▶ Given exercise: Please rewrite the stretch of the records from the start through the line containing "bar: [195, 166, 294, 191]", renaming "legend-swatch" to "legend-key" and leaving everything else unchanged.

╔══

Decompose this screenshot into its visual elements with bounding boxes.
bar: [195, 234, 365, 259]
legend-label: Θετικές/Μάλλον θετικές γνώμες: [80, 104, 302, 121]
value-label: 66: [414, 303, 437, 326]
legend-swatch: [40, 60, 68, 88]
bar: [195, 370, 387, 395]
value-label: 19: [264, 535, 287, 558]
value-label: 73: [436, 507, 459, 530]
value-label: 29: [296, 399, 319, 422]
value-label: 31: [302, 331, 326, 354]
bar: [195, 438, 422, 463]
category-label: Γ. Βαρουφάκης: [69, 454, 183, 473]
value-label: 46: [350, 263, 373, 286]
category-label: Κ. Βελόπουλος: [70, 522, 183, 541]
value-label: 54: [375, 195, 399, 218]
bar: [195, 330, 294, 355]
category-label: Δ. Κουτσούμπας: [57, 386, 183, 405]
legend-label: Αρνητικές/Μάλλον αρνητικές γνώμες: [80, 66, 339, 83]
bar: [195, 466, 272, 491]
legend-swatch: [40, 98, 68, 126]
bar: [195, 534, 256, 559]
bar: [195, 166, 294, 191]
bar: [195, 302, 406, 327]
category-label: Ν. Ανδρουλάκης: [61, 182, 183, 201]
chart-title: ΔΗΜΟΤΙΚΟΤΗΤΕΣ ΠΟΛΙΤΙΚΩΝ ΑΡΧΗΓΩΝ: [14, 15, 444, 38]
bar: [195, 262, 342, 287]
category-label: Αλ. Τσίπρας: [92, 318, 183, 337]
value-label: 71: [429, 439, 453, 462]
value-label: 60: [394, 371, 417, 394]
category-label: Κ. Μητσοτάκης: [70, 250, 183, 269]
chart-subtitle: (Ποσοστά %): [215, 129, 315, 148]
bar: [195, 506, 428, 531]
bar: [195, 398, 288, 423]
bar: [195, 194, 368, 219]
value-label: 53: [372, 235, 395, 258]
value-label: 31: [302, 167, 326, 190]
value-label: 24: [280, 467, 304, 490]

╚══

▶ Task answer:
Decompose this screenshot into its visual elements with bounding boxes.
bar: [195, 234, 365, 259]
legend-label: Θετικές/Μάλλον θετικές γνώμες: [80, 104, 302, 121]
value-label: 66: [414, 303, 437, 326]
legend-key: [40, 60, 68, 88]
bar: [195, 370, 387, 395]
value-label: 19: [264, 535, 287, 558]
value-label: 73: [436, 507, 459, 530]
value-label: 29: [296, 399, 319, 422]
value-label: 31: [302, 331, 326, 354]
bar: [195, 438, 422, 463]
category-label: Γ. Βαρουφάκης: [69, 454, 183, 473]
value-label: 46: [350, 263, 373, 286]
category-label: Κ. Βελόπουλος: [70, 522, 183, 541]
value-label: 54: [375, 195, 399, 218]
bar: [195, 330, 294, 355]
category-label: Δ. Κουτσούμπας: [57, 386, 183, 405]
legend-label: Αρνητικές/Μάλλον αρνητικές γνώμες: [80, 66, 339, 83]
bar: [195, 466, 272, 491]
legend-key: [40, 98, 68, 126]
bar: [195, 534, 256, 559]
bar: [195, 166, 294, 191]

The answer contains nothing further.